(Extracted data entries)

= = = = =

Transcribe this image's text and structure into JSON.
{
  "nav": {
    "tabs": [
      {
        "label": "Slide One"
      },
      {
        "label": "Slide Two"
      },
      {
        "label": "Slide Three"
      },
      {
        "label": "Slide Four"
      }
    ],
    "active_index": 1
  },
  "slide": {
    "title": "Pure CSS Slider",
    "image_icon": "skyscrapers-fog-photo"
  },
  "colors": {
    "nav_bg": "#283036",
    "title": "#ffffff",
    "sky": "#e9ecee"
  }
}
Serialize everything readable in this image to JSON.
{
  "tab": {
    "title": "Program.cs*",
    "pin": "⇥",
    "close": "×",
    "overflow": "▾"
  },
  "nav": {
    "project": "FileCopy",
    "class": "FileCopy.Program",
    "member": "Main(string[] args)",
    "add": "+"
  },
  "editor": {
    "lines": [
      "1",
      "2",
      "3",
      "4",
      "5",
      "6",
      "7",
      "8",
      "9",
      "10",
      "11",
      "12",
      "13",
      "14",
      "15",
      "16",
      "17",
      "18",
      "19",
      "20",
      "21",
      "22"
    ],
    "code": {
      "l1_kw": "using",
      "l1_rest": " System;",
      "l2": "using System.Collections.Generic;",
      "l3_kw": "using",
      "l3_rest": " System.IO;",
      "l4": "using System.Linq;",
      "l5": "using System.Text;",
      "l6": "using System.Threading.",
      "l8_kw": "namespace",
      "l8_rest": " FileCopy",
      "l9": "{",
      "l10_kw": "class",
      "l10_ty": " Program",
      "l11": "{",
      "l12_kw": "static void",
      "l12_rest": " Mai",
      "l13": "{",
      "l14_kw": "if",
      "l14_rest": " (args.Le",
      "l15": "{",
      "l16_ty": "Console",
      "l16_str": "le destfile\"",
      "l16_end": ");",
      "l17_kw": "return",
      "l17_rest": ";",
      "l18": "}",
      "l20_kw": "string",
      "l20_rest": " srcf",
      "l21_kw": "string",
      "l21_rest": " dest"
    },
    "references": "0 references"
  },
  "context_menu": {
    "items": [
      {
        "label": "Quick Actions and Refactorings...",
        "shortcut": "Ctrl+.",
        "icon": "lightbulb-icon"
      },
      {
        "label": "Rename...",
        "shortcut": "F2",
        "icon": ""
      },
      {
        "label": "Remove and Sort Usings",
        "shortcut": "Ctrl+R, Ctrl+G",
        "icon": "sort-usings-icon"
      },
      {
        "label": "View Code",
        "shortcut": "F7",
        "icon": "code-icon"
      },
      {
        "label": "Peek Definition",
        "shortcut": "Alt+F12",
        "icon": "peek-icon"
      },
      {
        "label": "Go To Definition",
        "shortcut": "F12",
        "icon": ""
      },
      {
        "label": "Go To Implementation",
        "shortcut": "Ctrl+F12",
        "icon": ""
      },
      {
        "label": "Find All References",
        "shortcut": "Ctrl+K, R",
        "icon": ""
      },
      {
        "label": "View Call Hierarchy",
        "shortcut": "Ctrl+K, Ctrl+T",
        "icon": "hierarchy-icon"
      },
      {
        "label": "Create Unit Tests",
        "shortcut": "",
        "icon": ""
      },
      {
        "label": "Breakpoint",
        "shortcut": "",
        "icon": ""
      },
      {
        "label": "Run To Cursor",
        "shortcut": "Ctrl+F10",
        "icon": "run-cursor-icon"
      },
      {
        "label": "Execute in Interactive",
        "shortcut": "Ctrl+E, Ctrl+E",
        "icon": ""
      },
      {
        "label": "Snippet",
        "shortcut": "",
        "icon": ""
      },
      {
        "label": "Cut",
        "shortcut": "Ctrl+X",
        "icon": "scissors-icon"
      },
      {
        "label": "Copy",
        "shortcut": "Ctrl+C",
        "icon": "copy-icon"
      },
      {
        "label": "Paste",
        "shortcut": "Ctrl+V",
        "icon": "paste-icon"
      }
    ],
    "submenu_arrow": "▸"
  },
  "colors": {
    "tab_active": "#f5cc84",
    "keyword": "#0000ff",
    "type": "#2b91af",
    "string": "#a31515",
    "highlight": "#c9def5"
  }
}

= = = = =

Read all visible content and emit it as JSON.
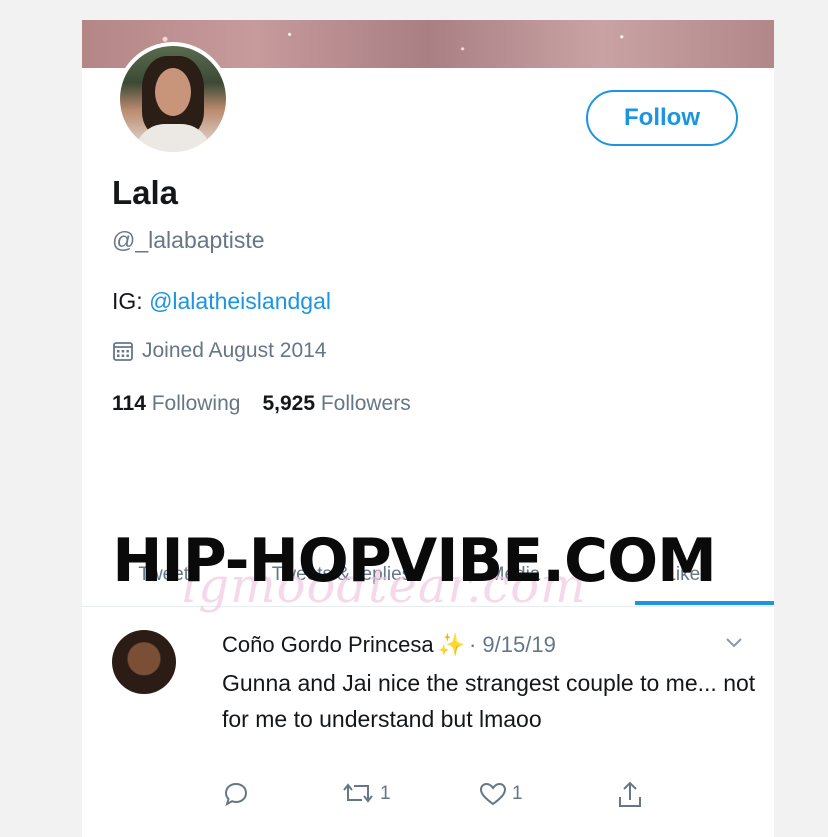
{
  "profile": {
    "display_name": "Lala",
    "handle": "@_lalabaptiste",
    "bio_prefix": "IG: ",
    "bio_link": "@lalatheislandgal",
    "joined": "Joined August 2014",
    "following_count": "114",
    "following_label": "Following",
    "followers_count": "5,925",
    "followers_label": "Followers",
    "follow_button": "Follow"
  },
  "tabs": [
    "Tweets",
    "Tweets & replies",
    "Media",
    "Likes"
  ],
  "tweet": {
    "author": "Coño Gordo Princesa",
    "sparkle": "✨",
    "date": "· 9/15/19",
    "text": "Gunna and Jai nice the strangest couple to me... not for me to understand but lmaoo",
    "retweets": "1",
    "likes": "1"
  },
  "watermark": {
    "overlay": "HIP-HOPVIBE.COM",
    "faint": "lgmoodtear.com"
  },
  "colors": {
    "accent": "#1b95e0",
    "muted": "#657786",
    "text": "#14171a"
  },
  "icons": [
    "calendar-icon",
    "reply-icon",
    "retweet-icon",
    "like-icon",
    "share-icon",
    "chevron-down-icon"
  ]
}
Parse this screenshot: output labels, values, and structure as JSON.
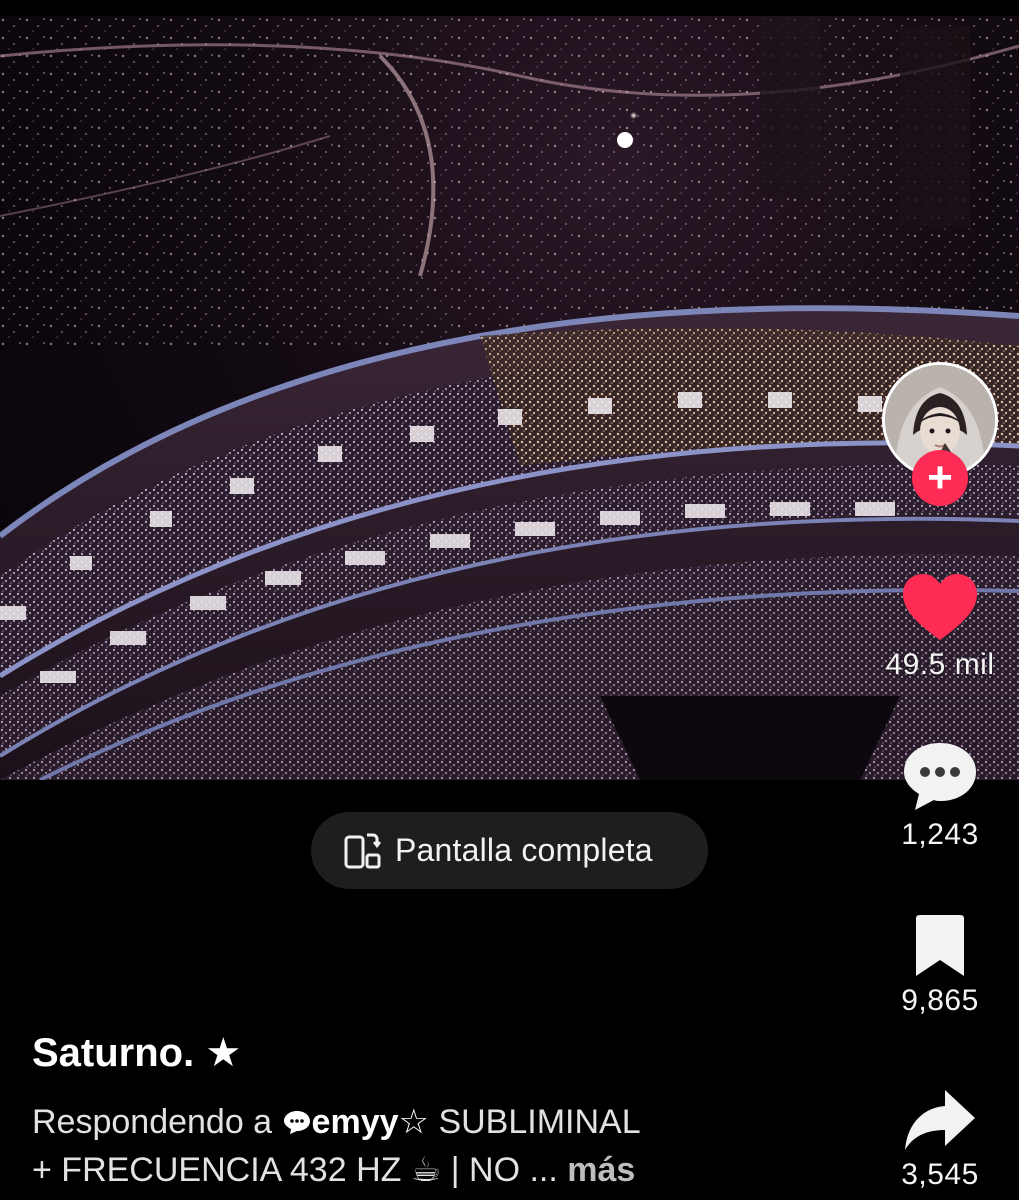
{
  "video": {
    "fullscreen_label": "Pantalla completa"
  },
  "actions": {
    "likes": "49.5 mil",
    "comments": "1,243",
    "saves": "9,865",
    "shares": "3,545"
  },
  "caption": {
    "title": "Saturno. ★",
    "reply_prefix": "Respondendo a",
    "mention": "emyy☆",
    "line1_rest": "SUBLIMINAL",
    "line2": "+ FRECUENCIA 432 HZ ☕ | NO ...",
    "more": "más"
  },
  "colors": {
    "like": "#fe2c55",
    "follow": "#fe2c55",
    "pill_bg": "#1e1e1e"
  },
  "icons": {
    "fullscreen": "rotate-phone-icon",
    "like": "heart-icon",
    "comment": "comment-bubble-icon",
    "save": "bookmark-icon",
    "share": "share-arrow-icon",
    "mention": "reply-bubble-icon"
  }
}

= = = = =

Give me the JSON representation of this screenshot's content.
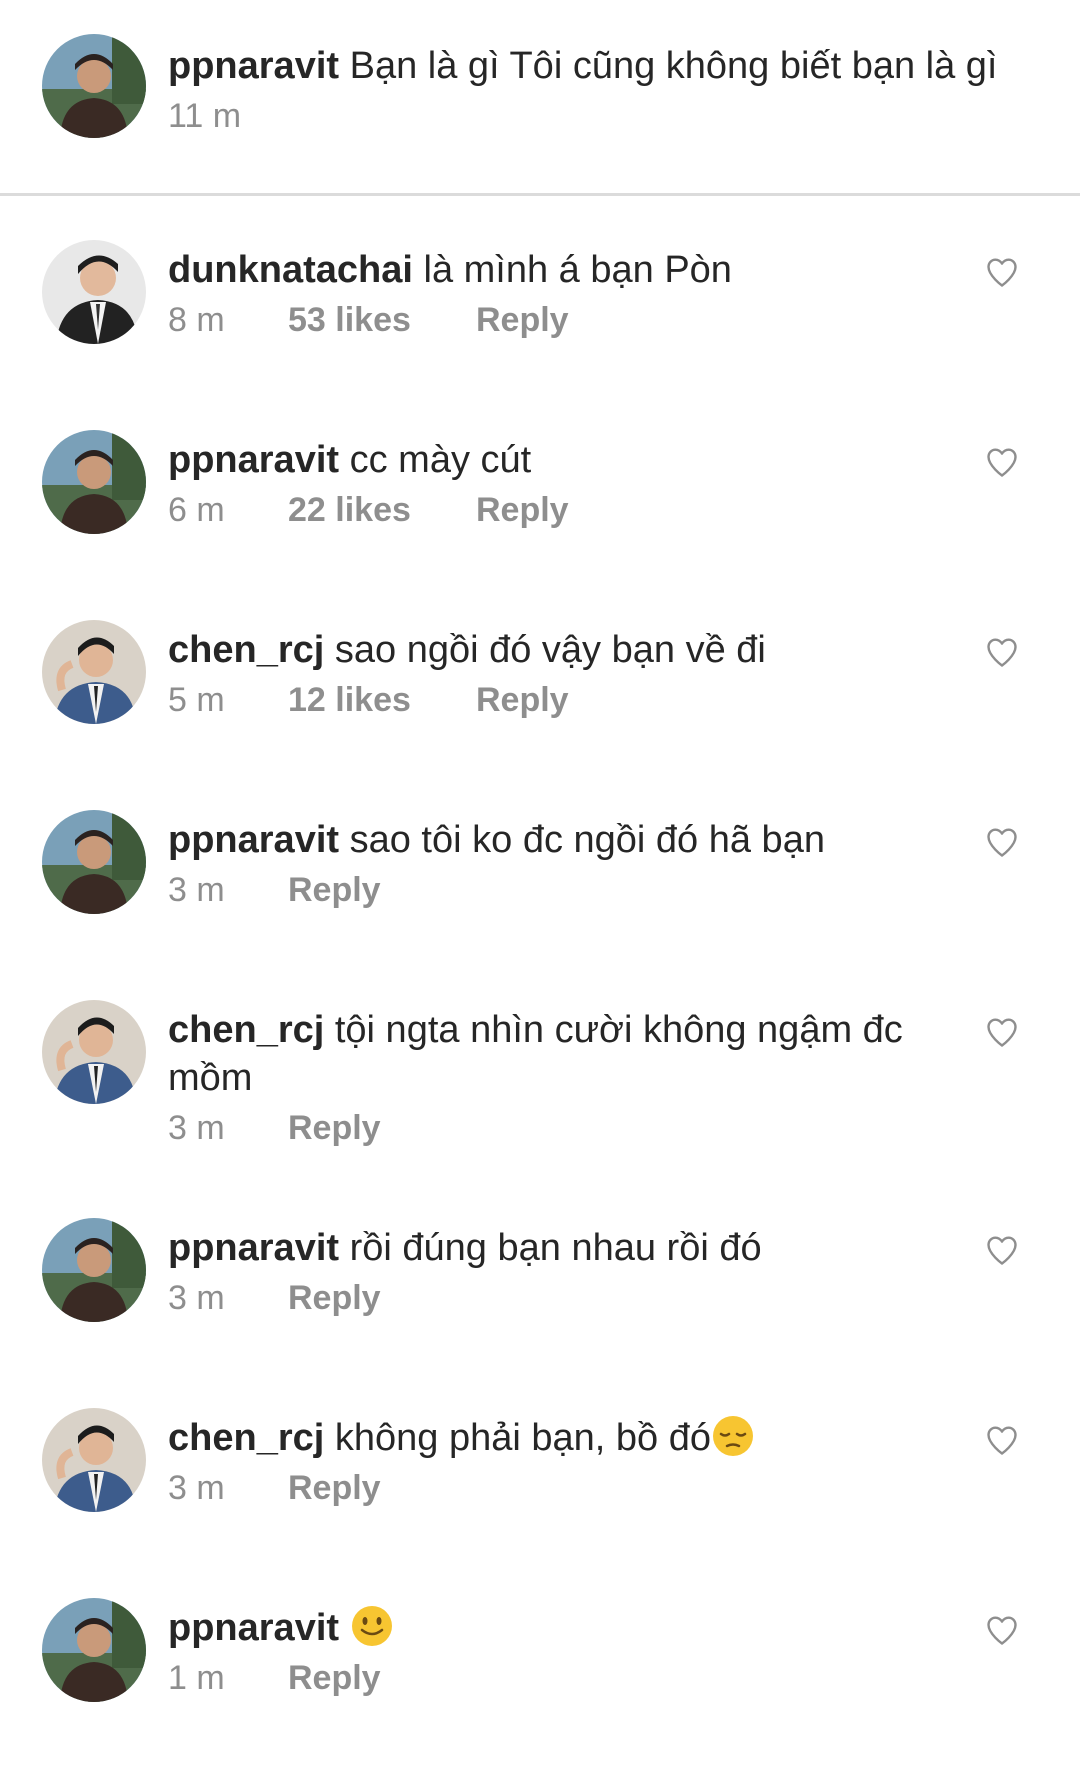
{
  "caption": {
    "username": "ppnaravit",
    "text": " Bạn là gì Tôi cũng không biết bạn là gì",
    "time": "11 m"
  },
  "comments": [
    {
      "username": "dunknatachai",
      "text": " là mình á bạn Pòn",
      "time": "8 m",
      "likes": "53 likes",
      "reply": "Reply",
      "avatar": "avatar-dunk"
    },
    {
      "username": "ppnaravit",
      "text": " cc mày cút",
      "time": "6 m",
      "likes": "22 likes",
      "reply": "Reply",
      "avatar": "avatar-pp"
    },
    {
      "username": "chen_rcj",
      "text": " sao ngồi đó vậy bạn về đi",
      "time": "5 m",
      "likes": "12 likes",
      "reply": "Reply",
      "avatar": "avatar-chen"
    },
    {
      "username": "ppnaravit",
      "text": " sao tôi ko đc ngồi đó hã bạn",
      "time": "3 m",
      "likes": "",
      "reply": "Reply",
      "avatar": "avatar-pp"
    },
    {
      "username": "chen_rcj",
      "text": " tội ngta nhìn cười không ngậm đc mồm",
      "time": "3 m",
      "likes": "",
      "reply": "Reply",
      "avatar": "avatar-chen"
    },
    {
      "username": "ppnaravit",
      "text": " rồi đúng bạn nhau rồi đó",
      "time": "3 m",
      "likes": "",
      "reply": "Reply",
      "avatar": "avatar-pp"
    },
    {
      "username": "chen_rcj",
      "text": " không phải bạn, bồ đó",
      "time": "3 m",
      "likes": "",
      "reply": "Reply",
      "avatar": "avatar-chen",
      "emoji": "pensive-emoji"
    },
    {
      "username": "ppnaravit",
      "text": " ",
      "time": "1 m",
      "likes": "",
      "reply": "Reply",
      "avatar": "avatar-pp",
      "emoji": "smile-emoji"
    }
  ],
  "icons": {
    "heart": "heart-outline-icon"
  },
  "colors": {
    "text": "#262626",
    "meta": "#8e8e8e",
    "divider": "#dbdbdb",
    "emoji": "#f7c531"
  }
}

= = = = =

◆ EXERCISE GOAL ◆
Locate and copy each line in the data above that includes the word "screenshot".

◆ ANSWER TO THIS TASK ◆
Parse this screenshot: output labels, values, and structure as JSON.
Give me the JSON representation of this screenshot's content.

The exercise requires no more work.